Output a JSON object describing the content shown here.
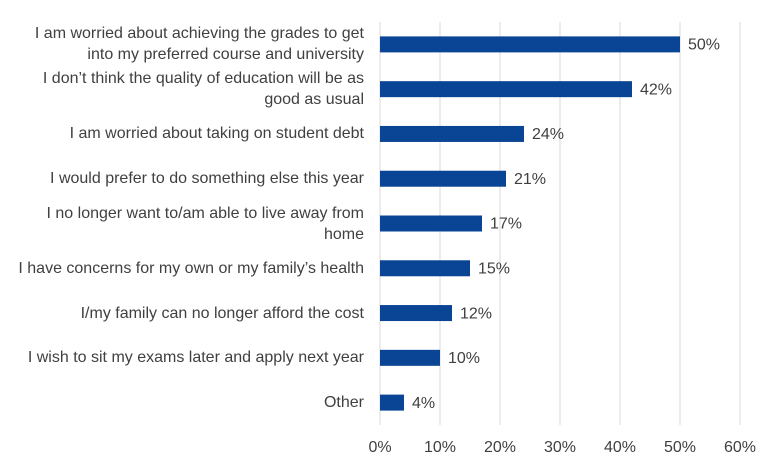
{
  "chart_data": {
    "type": "bar",
    "orientation": "horizontal",
    "categories": [
      "I am worried about achieving the grades to get into my preferred course and university",
      "I don’t think the quality of education will be as good as usual",
      "I am worried about taking on student debt",
      "I would prefer to do something else this year",
      "I no longer want to/am able to live away from home",
      "I have concerns for my own or my family’s health",
      "I/my family can no longer afford the cost",
      "I wish to sit my exams later and apply next year",
      "Other"
    ],
    "values": [
      50,
      42,
      24,
      21,
      17,
      15,
      12,
      10,
      4
    ],
    "value_labels": [
      "50%",
      "42%",
      "24%",
      "21%",
      "17%",
      "15%",
      "12%",
      "10%",
      "4%"
    ],
    "color": "#0a4595",
    "xlim": [
      0,
      60
    ],
    "xticks": [
      {
        "value": 0,
        "label": "0%"
      },
      {
        "value": 10,
        "label": "10%"
      },
      {
        "value": 20,
        "label": "20%"
      },
      {
        "value": 30,
        "label": "30%"
      },
      {
        "value": 40,
        "label": "40%"
      },
      {
        "value": 50,
        "label": "50%"
      },
      {
        "value": 60,
        "label": "60%"
      }
    ],
    "grid": true
  }
}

************

• [Directive] In the entries above, find each line with the word "worried" and show it.

• [Response]
      "I am worried about achieving the grades to get into my preferred course and university",
      "I am worried about taking on student debt",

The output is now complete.